### TASK INPUT
-------

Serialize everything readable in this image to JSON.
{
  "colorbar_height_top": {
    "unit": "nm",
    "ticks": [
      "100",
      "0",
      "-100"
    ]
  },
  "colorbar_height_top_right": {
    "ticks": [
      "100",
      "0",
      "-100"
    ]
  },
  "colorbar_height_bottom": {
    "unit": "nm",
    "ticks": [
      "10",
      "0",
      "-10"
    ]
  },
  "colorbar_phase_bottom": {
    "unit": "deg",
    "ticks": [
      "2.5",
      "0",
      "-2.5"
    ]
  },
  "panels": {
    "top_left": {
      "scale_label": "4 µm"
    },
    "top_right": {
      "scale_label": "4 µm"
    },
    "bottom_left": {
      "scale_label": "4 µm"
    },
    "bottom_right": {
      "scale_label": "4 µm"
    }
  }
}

-------

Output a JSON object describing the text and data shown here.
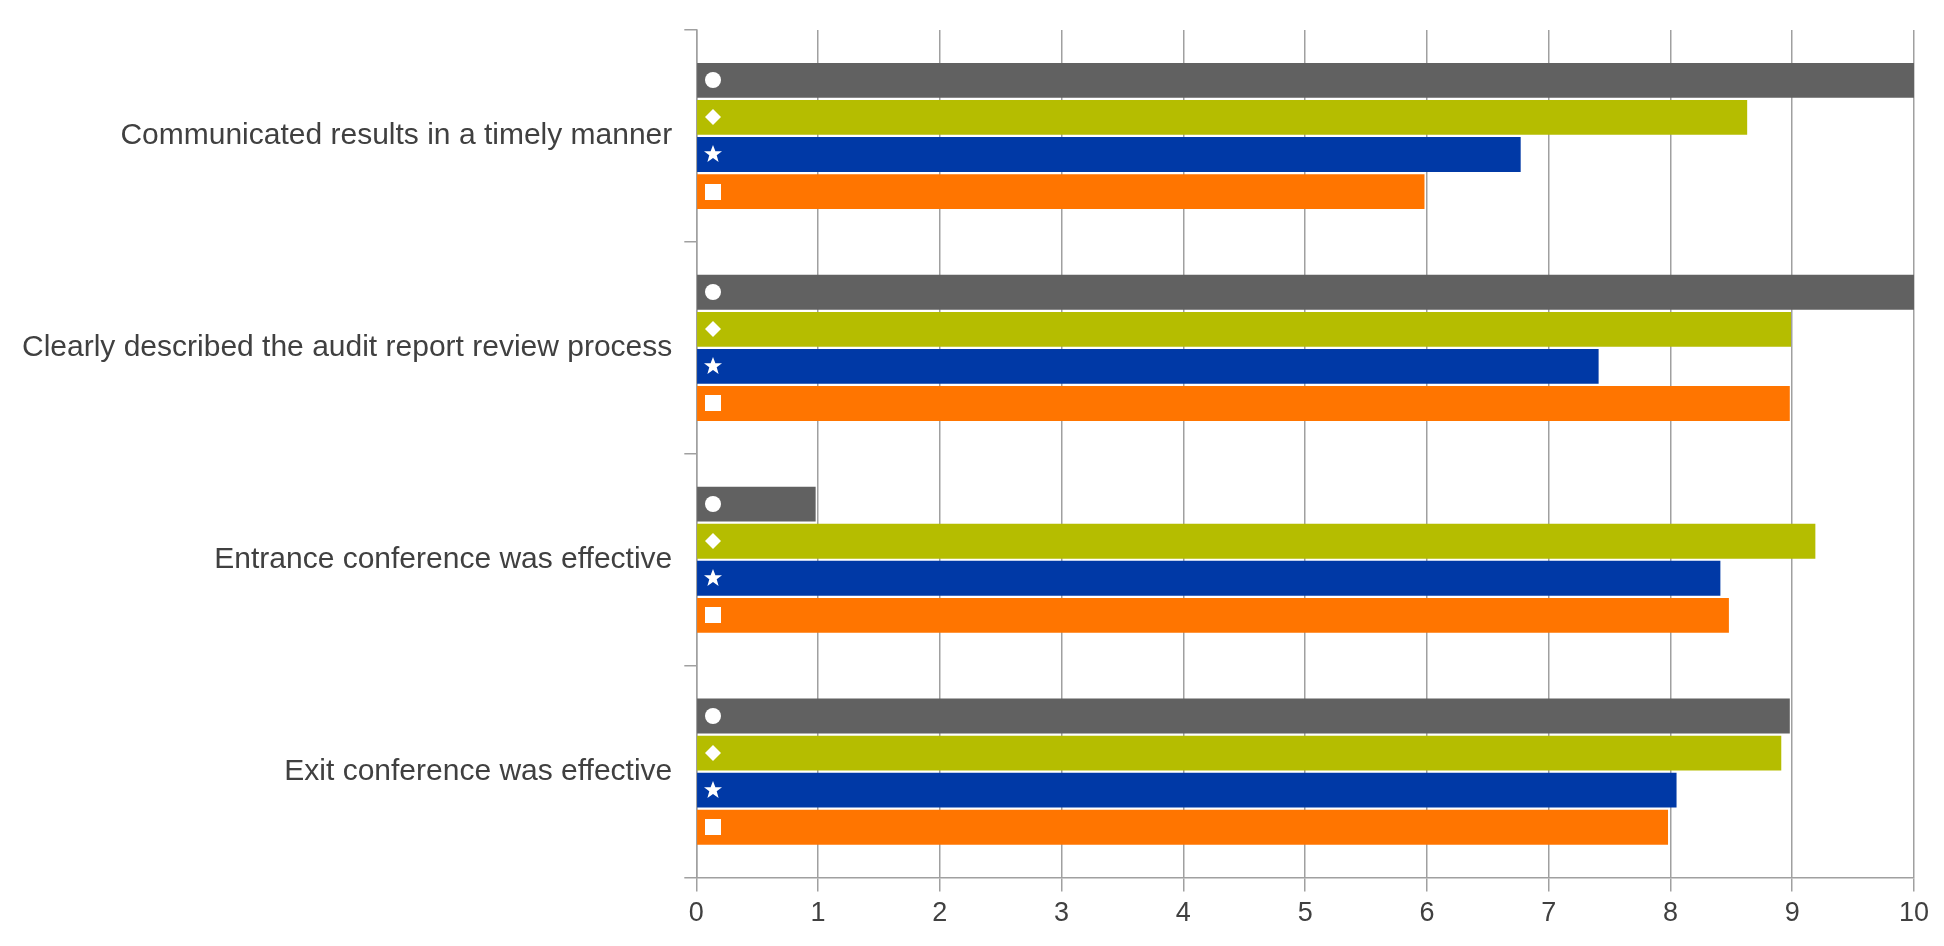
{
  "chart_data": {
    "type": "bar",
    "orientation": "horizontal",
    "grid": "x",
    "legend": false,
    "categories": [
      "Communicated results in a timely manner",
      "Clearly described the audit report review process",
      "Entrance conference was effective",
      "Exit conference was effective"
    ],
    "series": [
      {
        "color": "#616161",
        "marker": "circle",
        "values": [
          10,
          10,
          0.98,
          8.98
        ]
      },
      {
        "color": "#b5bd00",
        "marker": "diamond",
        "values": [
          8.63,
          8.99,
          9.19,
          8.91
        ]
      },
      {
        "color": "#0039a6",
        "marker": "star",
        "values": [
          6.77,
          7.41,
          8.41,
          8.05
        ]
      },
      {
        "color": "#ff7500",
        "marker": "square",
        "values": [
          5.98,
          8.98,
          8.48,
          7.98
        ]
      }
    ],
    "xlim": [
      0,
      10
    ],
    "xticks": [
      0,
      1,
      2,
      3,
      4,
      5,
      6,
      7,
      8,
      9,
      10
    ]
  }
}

-------

Filter for "effective". Return all lines that hold it.

      "Entrance conference was effective",
      "Exit conference was effective"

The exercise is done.